** RECORDS FOR THIS TASK **
# # #
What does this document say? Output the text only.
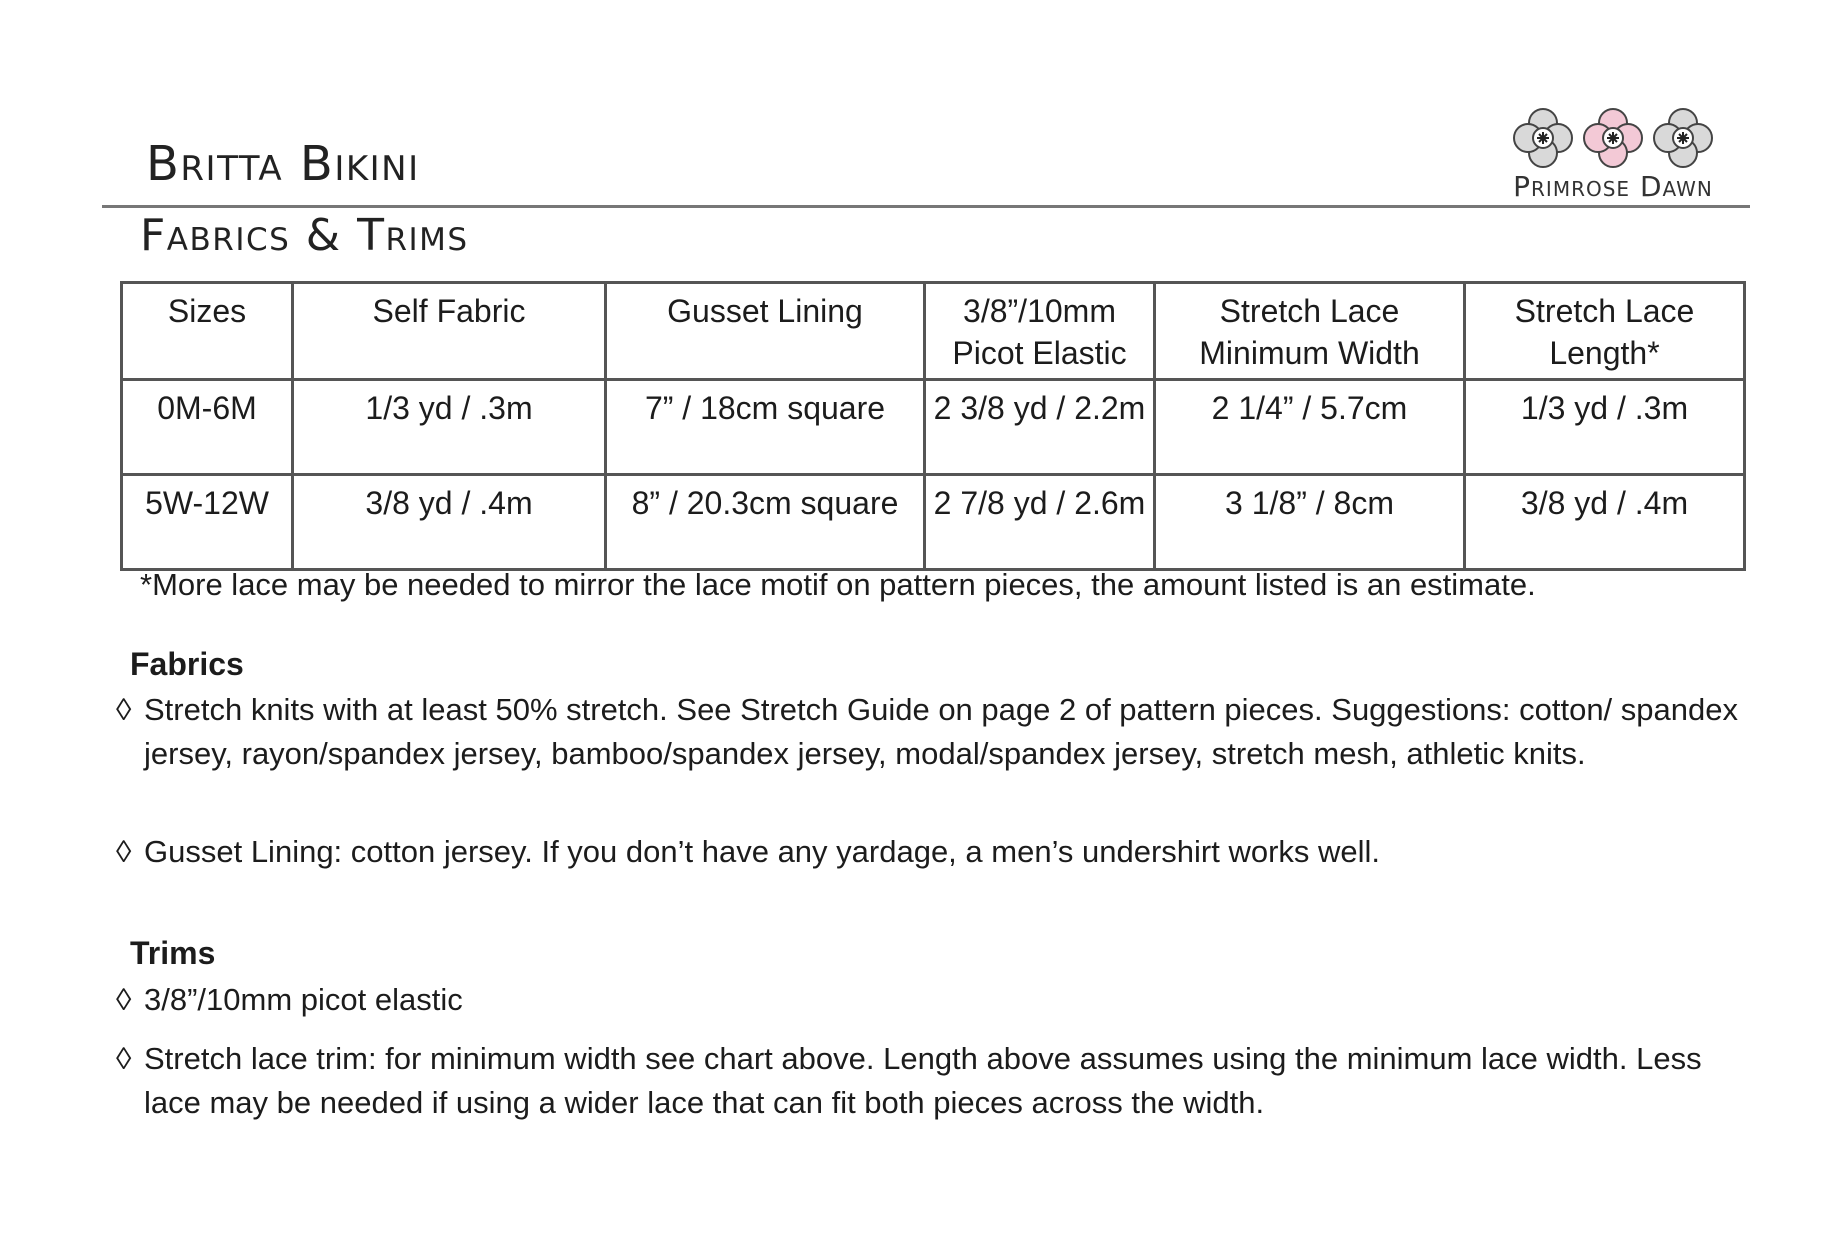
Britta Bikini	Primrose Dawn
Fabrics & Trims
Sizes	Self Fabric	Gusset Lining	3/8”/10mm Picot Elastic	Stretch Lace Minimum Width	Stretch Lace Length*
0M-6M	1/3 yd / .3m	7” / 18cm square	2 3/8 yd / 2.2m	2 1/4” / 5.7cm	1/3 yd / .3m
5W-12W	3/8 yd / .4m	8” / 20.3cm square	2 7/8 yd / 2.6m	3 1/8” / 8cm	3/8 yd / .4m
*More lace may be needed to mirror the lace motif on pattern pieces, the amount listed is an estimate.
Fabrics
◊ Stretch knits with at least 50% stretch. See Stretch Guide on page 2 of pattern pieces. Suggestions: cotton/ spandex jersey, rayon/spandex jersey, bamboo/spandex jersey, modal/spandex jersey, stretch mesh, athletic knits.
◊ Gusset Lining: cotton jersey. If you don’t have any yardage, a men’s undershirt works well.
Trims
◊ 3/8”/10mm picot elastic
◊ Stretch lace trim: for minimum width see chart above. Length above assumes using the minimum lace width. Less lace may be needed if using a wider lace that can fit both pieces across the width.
# # #
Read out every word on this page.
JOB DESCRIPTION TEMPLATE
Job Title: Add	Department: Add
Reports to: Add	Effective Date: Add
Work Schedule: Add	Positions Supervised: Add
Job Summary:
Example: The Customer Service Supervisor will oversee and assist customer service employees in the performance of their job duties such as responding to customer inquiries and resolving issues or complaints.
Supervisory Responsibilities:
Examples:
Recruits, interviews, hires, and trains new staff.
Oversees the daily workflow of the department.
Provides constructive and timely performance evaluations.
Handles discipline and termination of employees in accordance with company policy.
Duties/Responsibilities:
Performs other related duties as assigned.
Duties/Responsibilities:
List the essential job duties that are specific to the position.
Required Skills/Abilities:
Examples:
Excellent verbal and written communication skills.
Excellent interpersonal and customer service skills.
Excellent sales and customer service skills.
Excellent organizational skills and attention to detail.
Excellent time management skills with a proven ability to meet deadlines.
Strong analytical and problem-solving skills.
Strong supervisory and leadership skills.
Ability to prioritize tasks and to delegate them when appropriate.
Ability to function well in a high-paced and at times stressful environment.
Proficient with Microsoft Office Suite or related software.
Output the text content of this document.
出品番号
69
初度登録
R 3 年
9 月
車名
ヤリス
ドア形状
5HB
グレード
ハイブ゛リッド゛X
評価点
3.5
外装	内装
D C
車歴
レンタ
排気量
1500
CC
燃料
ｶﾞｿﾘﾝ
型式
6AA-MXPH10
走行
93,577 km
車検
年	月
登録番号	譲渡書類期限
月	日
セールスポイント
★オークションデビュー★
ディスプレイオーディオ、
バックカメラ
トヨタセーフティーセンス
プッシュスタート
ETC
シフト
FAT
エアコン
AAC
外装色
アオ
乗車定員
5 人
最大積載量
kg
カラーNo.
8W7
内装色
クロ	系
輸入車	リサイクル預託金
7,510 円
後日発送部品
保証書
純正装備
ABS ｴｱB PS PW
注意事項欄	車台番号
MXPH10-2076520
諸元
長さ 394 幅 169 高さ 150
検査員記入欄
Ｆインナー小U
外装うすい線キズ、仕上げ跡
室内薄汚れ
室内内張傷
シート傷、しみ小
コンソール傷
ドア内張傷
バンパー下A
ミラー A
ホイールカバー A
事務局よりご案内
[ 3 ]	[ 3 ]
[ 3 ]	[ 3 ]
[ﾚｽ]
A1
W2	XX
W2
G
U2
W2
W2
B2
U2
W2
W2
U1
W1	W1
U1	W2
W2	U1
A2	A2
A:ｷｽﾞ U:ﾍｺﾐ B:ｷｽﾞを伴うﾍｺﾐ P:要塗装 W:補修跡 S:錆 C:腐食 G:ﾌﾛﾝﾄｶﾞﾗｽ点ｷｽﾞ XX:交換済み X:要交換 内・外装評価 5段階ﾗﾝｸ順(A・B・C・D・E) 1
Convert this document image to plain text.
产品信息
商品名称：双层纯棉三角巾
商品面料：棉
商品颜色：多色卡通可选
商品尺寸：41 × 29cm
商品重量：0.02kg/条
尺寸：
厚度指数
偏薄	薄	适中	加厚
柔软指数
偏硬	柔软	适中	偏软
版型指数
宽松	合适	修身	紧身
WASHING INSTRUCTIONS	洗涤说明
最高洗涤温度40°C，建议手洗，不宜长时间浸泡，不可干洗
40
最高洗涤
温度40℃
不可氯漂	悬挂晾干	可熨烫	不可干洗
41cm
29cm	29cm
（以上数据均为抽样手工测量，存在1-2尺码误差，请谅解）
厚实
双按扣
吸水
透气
# # #
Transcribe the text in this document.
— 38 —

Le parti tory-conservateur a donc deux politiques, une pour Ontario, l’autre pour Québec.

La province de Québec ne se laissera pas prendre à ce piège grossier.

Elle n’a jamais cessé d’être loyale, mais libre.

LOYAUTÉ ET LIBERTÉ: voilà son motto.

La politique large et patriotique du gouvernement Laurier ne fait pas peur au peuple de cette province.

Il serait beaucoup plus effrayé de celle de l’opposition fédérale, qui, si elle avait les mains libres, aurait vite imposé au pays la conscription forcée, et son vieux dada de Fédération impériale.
# # #
** WORK TO COMPLETE **
Look through the listing above and count the lines where the string "customer" appears. Report the number only.

** RESULT **
3